Dataset entries:
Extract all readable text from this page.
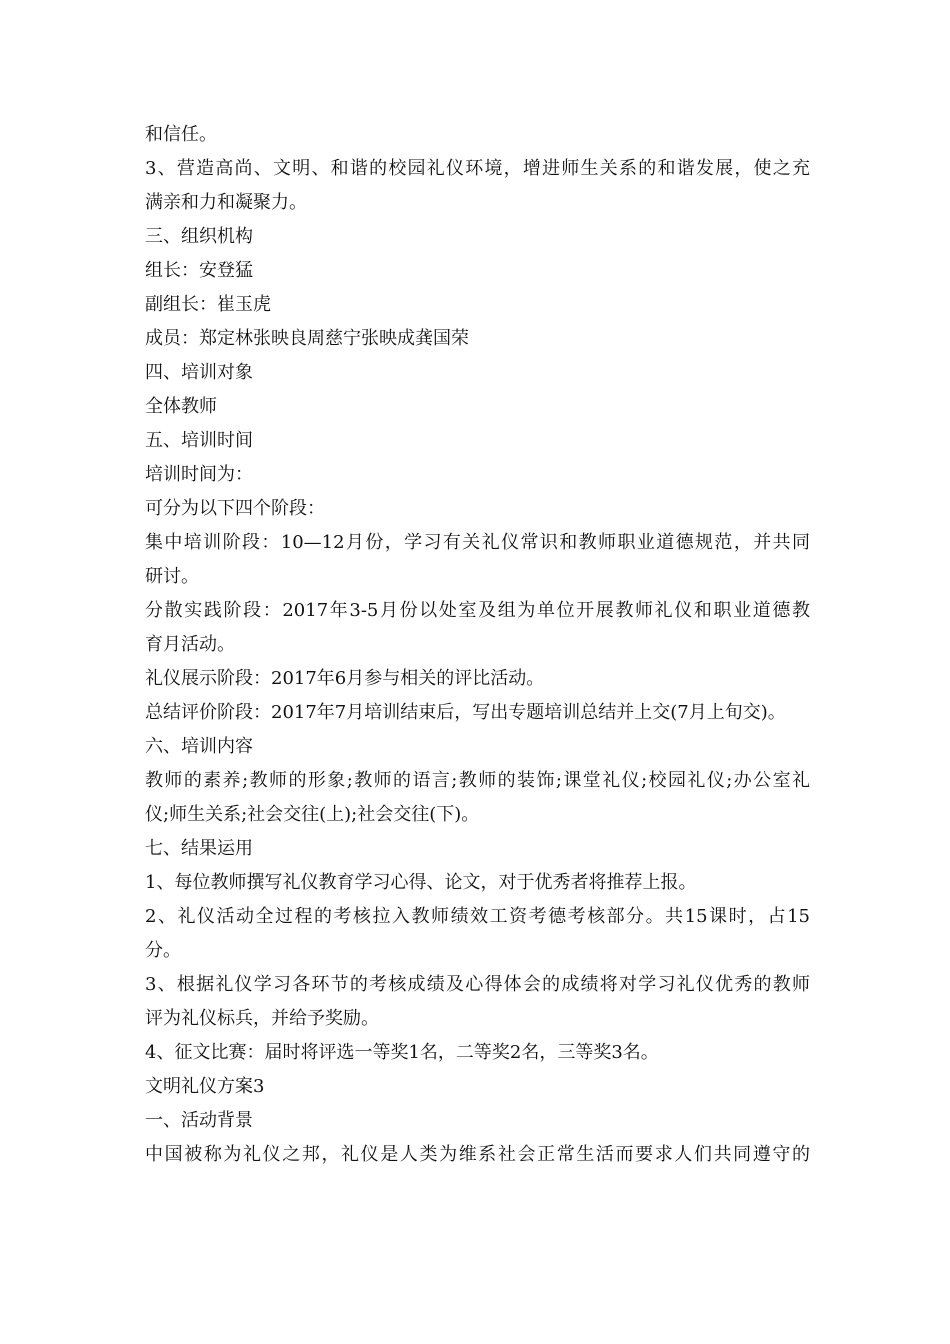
和信任。
3、营造高尚、文明、和谐的校园礼仪环境，增进师生关系的和谐发展，使之充
满亲和力和凝聚力。
三、组织机构
组长：安登猛
副组长：崔玉虎
成员：郑定林张映良周慈宁张映成龚国荣
四、培训对象
全体教师
五、培训时间
培训时间为：
可分为以下四个阶段：
集中培训阶段：10—12月份，学习有关礼仪常识和教师职业道德规范，并共同
研讨。
分散实践阶段：2017年3-5月份以处室及组为单位开展教师礼仪和职业道德教
育月活动。
礼仪展示阶段：2017年6月参与相关的评比活动。
总结评价阶段：2017年7月培训结束后，写出专题培训总结并上交(7月上旬交)。
六、培训内容
教师的素养;教师的形象;教师的语言;教师的装饰;课堂礼仪;校园礼仪;办公室礼
仪;师生关系;社会交往(上);社会交往(下)。
七、结果运用
1、每位教师撰写礼仪教育学习心得、论文，对于优秀者将推荐上报。
2、礼仪活动全过程的考核拉入教师绩效工资考德考核部分。共15课时，占15
分。
3、根据礼仪学习各环节的考核成绩及心得体会的成绩将对学习礼仪优秀的教师
评为礼仪标兵，并给予奖励。
4、征文比赛：届时将评选一等奖1名，二等奖2名，三等奖3名。
文明礼仪方案3
一、活动背景
中国被称为礼仪之邦，礼仪是人类为维系社会正常生活而要求人们共同遵守的
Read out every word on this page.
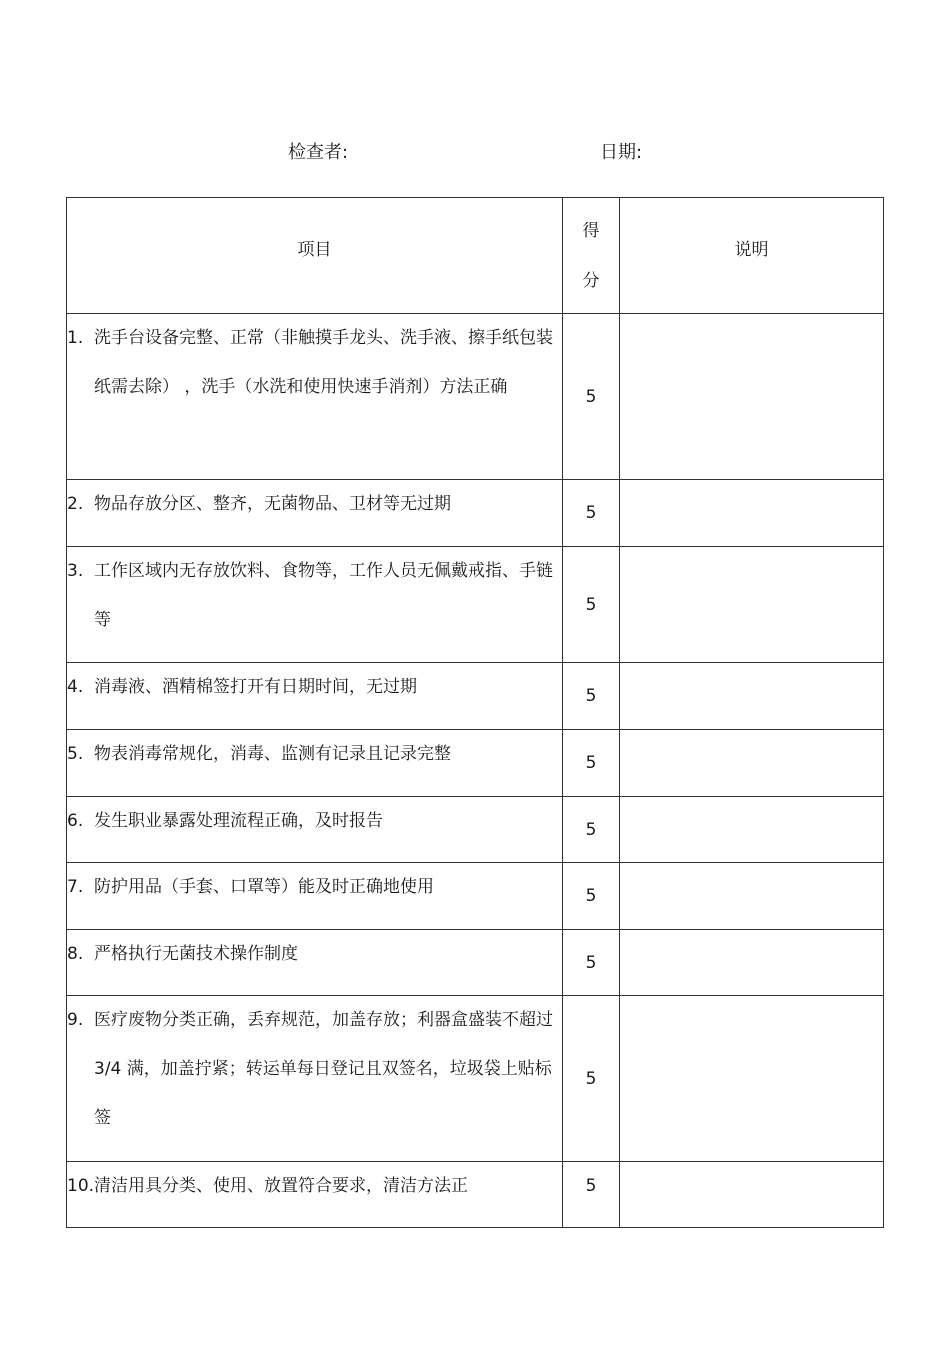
检查者:	日期:
项目	得分	说明

1. 洗手台设备完整、正常（非触摸手龙头、洗手液、擦手纸包装纸需去除） ，洗手（水洗和使用快速手消剂）方法正确	5	

2. 物品存放分区、整齐，无菌物品、卫材等无过期	5	

3. 工作区域内无存放饮料、食物等，工作人员无佩戴戒指、手链等	5	

4. 消毒液、酒精棉签打开有日期时间，无过期	5	

5. 物表消毒常规化，消毒、监测有记录且记录完整	5	

6. 发生职业暴露处理流程正确，及时报告	5	

7. 防护用品（手套、口罩等）能及时正确地使用	5	

8. 严格执行无菌技术操作制度	5	

9. 医疗废物分类正确，丢弃规范，加盖存放；利器盒盛装不超过 3/4 满，加盖拧紧；转运单每日登记且双签名，垃圾袋上贴标签	5	

10. 清洁用具分类、使用、放置符合要求，清洁方法正	5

_GIVEN REQUEST_
In the data above, tally the lines holding "this" and answer with the figure only.

_SOLUTION TO THE PROBLEM_
2